● **Exercise goal**
The required output is a single number: how many lines of the material contain the string "Bitfinex".

+++ Data shown +++

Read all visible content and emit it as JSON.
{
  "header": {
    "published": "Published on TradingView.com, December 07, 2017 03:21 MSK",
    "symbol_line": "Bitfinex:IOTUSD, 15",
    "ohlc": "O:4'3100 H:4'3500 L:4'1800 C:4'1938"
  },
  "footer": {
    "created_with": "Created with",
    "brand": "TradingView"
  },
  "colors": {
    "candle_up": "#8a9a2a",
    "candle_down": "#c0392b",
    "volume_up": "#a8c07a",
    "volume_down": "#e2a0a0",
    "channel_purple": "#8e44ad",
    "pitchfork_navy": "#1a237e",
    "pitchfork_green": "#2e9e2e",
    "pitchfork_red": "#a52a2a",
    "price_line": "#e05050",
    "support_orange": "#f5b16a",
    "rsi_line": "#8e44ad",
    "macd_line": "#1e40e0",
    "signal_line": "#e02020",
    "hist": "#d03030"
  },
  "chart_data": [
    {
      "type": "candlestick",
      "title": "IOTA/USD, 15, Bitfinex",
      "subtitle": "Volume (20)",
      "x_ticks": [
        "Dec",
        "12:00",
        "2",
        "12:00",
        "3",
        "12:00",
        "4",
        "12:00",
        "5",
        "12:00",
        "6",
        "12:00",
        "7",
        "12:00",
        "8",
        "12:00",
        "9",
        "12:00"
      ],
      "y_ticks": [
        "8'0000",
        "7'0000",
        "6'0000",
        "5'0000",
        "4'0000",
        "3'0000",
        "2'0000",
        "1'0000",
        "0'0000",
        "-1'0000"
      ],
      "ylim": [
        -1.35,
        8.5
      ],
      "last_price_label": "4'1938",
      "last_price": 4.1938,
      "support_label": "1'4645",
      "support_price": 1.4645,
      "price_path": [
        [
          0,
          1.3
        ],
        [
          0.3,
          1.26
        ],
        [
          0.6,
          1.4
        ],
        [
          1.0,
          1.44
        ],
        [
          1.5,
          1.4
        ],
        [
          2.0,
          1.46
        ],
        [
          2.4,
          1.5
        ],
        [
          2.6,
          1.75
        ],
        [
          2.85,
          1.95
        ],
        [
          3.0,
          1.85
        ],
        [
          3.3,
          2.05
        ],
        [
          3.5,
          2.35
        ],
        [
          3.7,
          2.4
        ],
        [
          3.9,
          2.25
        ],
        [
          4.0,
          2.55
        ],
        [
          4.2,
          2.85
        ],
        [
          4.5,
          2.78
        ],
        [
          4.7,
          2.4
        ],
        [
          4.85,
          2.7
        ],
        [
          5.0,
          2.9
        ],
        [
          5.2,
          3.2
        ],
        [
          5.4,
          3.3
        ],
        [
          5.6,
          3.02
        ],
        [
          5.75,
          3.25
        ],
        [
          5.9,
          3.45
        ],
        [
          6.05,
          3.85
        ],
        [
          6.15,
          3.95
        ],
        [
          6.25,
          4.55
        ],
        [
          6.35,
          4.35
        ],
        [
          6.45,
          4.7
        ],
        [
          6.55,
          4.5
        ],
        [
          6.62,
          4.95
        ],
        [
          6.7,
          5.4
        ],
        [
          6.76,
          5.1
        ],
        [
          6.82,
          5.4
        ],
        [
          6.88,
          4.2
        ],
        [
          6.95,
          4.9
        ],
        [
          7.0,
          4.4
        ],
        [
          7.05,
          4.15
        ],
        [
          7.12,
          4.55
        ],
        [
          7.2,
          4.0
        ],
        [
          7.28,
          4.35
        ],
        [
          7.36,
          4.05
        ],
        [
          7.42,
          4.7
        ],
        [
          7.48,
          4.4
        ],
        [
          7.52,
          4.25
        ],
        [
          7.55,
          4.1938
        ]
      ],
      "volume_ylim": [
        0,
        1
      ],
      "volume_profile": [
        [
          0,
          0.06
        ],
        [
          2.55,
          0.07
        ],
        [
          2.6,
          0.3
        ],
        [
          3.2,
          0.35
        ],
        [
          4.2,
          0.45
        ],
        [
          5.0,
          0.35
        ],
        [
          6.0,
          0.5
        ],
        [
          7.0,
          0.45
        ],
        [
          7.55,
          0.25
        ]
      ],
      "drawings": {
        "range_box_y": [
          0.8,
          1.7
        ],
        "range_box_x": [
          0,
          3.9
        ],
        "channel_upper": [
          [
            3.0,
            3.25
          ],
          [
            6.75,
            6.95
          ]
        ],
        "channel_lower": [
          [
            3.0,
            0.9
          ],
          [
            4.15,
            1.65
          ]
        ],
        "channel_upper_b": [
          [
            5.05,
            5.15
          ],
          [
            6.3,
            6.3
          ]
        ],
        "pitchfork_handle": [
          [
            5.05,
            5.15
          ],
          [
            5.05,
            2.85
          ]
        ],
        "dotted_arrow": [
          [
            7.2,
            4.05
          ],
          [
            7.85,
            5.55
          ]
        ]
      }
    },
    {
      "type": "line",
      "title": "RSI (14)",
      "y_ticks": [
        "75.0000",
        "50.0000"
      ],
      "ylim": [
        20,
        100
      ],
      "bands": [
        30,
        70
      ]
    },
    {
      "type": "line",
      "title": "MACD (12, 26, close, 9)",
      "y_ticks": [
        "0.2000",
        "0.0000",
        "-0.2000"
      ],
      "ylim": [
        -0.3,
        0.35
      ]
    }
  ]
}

+++

● **Reply to the exercise**
2